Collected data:
________
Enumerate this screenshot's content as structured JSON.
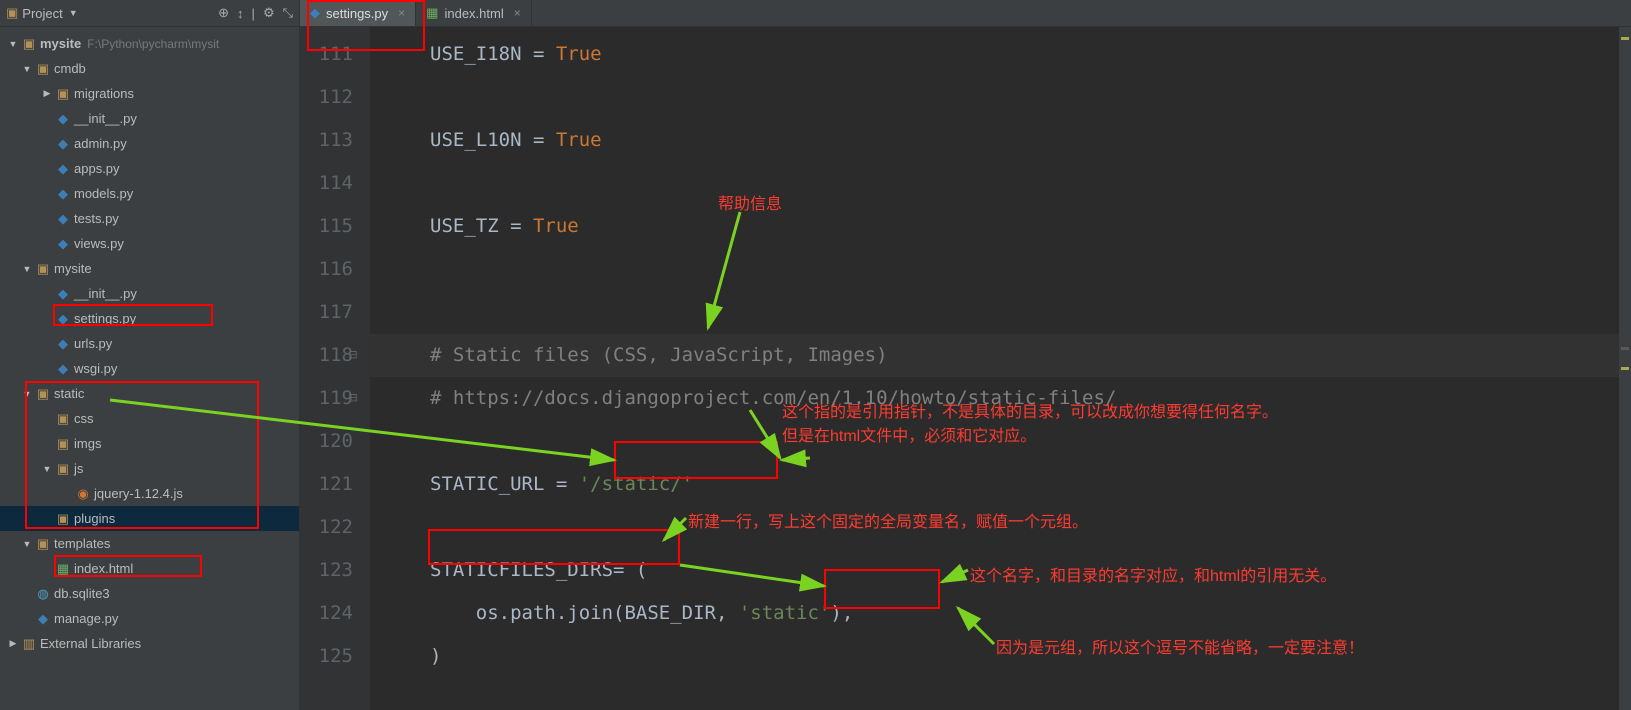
{
  "project_header": {
    "title": "Project",
    "icons": {
      "target": "⊕",
      "collapse": "↕",
      "gear": "⚙",
      "hide": "⤡"
    }
  },
  "root": {
    "name": "mysite",
    "path": "F:\\Python\\pycharm\\mysit"
  },
  "tree": [
    {
      "depth": 1,
      "arrow": "▼",
      "icon": "folder",
      "label": "cmdb"
    },
    {
      "depth": 2,
      "arrow": "▶",
      "icon": "folder",
      "label": "migrations"
    },
    {
      "depth": 2,
      "arrow": "",
      "icon": "py",
      "label": "__init__.py"
    },
    {
      "depth": 2,
      "arrow": "",
      "icon": "py",
      "label": "admin.py"
    },
    {
      "depth": 2,
      "arrow": "",
      "icon": "py",
      "label": "apps.py"
    },
    {
      "depth": 2,
      "arrow": "",
      "icon": "py",
      "label": "models.py"
    },
    {
      "depth": 2,
      "arrow": "",
      "icon": "py",
      "label": "tests.py"
    },
    {
      "depth": 2,
      "arrow": "",
      "icon": "py",
      "label": "views.py"
    },
    {
      "depth": 1,
      "arrow": "▼",
      "icon": "folder",
      "label": "mysite"
    },
    {
      "depth": 2,
      "arrow": "",
      "icon": "py",
      "label": "__init__.py"
    },
    {
      "depth": 2,
      "arrow": "",
      "icon": "py",
      "label": "settings.py"
    },
    {
      "depth": 2,
      "arrow": "",
      "icon": "py",
      "label": "urls.py"
    },
    {
      "depth": 2,
      "arrow": "",
      "icon": "py",
      "label": "wsgi.py"
    },
    {
      "depth": 1,
      "arrow": "▼",
      "icon": "folder",
      "label": "static"
    },
    {
      "depth": 2,
      "arrow": "",
      "icon": "folder",
      "label": "css"
    },
    {
      "depth": 2,
      "arrow": "",
      "icon": "folder",
      "label": "imgs"
    },
    {
      "depth": 2,
      "arrow": "▼",
      "icon": "folder",
      "label": "js"
    },
    {
      "depth": 3,
      "arrow": "",
      "icon": "js",
      "label": "jquery-1.12.4.js"
    },
    {
      "depth": 2,
      "arrow": "",
      "icon": "folder",
      "label": "plugins",
      "selected": true
    },
    {
      "depth": 1,
      "arrow": "▼",
      "icon": "folder",
      "label": "templates"
    },
    {
      "depth": 2,
      "arrow": "",
      "icon": "html",
      "label": "index.html"
    },
    {
      "depth": 1,
      "arrow": "",
      "icon": "db",
      "label": "db.sqlite3"
    },
    {
      "depth": 1,
      "arrow": "",
      "icon": "py",
      "label": "manage.py"
    }
  ],
  "external_libs": "External Libraries",
  "tabs": [
    {
      "icon": "py",
      "label": "settings.py",
      "active": true
    },
    {
      "icon": "html",
      "label": "index.html",
      "active": false
    }
  ],
  "gutter": [
    "111",
    "112",
    "113",
    "114",
    "115",
    "116",
    "117",
    "118",
    "119",
    "120",
    "121",
    "122",
    "123",
    "124",
    "125"
  ],
  "code": {
    "l111": {
      "a": "USE_I18N = ",
      "b": "True"
    },
    "l113": {
      "a": "USE_L10N = ",
      "b": "True"
    },
    "l115": {
      "a": "USE_TZ = ",
      "b": "True"
    },
    "l118": "# Static files (CSS, JavaScript, Images)",
    "l119": "# https://docs.djangoproject.com/en/1.10/howto/static-files/",
    "l121": {
      "a": "STATIC_URL = ",
      "b": "'/static/'"
    },
    "l123": {
      "a": "STATICFILES_DIRS",
      "b": "= ("
    },
    "l124": {
      "a": "    os.path.join(BASE_DIR, ",
      "b": "'static'",
      "c": "),"
    },
    "l125": ")"
  },
  "annotations": {
    "a1": "帮助信息",
    "a2_line1": "这个指的是引用指针，不是具体的目录，可以改成你想要得任何名字。",
    "a2_line2": "但是在html文件中，必须和它对应。",
    "a3": "新建一行，写上这个固定的全局变量名，赋值一个元组。",
    "a4": "这个名字，和目录的名字对应，和html的引用无关。",
    "a5": "因为是元组，所以这个逗号不能省略，一定要注意！"
  }
}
________
Problem statement: Search the records for the word "settings" and copy every line where it occurs.

Task result:
      "label": "settings.py"
      "label": "settings.py",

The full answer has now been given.